» What the task asks: Write the count of lines that contain the word "market" and nothing else.

━━━━━━

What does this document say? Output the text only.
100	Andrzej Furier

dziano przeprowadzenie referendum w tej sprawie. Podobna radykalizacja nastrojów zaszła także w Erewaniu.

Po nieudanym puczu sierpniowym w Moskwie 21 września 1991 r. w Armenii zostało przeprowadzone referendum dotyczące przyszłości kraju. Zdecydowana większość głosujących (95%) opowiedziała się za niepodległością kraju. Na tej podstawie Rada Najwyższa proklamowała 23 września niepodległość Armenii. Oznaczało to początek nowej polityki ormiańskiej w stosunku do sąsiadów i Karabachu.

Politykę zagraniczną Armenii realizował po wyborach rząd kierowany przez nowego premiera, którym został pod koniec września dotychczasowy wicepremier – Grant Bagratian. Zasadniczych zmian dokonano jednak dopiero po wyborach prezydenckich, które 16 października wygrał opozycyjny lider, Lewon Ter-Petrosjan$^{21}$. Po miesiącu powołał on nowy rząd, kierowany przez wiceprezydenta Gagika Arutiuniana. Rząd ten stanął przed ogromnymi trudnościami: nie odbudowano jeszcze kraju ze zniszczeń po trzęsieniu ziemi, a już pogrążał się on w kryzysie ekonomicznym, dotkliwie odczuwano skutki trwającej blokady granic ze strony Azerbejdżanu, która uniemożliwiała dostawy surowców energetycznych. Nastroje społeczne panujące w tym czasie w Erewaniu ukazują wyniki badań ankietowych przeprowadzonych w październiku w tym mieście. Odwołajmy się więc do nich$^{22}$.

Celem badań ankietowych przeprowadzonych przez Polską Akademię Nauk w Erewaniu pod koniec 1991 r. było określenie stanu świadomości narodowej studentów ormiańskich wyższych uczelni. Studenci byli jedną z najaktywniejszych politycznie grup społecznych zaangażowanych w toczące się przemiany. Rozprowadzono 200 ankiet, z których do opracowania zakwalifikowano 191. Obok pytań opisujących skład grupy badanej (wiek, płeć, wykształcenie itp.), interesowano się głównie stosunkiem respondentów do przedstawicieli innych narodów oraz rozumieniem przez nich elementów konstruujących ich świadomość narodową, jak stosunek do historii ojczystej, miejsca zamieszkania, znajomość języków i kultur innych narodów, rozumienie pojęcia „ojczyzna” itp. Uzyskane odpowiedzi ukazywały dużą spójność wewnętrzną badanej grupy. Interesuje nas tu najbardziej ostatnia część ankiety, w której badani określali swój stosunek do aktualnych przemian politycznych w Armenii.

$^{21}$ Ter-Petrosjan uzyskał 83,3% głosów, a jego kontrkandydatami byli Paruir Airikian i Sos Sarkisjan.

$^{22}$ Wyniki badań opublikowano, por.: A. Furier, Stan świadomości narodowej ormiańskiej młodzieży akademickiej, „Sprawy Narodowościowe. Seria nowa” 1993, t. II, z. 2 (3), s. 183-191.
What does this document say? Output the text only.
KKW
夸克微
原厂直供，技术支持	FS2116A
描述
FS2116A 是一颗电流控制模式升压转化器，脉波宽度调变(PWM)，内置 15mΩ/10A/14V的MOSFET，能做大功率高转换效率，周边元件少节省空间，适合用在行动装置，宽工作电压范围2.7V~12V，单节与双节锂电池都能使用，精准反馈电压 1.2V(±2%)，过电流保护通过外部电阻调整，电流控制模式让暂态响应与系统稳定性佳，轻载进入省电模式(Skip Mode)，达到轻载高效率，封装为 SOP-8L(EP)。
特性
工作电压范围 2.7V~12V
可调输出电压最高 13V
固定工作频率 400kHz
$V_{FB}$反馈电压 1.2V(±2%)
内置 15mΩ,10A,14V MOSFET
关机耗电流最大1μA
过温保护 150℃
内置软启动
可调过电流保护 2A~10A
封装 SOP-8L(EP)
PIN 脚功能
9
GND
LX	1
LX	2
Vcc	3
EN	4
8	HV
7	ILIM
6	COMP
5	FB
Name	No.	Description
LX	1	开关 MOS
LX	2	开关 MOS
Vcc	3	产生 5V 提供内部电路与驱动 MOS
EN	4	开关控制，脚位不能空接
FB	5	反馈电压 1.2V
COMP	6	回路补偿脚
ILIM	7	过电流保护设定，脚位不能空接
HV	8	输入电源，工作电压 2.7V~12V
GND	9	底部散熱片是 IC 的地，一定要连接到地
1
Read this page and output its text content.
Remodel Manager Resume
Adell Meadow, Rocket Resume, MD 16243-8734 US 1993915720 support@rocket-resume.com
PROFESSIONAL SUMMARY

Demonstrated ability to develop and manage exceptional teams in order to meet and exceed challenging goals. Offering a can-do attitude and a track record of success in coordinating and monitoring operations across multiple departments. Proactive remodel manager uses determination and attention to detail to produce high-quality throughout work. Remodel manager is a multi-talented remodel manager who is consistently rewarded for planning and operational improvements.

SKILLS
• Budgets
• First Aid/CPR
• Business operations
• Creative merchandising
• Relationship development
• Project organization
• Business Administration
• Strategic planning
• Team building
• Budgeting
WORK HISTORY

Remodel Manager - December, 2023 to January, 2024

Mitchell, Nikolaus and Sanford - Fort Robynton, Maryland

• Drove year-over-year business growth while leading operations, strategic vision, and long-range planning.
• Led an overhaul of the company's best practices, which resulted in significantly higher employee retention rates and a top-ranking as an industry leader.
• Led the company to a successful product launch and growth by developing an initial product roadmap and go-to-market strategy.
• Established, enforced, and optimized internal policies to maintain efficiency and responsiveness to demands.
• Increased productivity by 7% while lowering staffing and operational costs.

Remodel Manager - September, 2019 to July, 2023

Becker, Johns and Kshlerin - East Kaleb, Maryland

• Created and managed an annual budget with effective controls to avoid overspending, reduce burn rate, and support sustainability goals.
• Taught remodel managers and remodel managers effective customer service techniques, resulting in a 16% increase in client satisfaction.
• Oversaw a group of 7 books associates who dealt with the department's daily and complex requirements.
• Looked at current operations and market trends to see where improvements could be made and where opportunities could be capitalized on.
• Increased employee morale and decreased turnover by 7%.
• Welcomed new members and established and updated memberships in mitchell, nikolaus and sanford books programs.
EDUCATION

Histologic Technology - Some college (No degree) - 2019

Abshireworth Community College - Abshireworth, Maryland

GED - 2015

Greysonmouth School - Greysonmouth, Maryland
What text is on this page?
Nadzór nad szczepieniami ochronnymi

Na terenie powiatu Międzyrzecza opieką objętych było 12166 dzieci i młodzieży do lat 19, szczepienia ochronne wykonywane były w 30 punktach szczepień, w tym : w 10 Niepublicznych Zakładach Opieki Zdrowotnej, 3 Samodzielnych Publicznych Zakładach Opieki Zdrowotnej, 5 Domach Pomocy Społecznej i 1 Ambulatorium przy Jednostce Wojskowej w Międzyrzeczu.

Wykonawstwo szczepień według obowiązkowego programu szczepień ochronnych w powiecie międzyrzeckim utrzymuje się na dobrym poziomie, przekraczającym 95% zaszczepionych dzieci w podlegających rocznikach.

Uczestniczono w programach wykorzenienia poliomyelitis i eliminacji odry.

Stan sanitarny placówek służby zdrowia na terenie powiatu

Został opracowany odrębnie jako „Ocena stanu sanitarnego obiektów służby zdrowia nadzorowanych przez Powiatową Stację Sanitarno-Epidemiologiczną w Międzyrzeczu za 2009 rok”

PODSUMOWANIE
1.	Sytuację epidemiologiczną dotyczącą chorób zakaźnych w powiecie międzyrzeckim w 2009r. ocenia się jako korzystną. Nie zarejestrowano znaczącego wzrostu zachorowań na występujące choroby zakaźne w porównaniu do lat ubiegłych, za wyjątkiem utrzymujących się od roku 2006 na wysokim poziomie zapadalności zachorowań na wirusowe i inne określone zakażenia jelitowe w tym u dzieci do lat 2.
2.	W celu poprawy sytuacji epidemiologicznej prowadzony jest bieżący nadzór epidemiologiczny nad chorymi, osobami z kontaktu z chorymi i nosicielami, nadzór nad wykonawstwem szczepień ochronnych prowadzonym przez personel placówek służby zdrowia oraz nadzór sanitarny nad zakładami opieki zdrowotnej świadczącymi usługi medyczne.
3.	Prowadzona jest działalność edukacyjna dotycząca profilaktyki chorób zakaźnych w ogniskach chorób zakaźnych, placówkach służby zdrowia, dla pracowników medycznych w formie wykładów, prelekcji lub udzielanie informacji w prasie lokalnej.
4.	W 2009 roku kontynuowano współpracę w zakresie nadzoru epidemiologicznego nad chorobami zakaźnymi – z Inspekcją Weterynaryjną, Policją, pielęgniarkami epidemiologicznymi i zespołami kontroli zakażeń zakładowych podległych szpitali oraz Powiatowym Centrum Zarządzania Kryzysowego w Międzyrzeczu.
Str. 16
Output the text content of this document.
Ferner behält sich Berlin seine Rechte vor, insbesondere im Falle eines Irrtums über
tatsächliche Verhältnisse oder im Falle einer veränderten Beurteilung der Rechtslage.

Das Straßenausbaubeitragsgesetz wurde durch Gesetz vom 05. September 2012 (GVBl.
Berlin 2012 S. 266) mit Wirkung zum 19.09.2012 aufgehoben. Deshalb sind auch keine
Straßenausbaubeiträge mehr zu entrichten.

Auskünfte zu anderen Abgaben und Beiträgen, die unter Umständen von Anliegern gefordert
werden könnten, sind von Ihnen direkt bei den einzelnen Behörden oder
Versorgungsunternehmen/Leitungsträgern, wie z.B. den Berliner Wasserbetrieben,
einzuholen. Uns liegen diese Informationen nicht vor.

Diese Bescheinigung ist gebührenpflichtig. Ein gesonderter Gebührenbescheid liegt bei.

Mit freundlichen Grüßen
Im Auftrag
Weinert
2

━━━━━━

» Final result: 2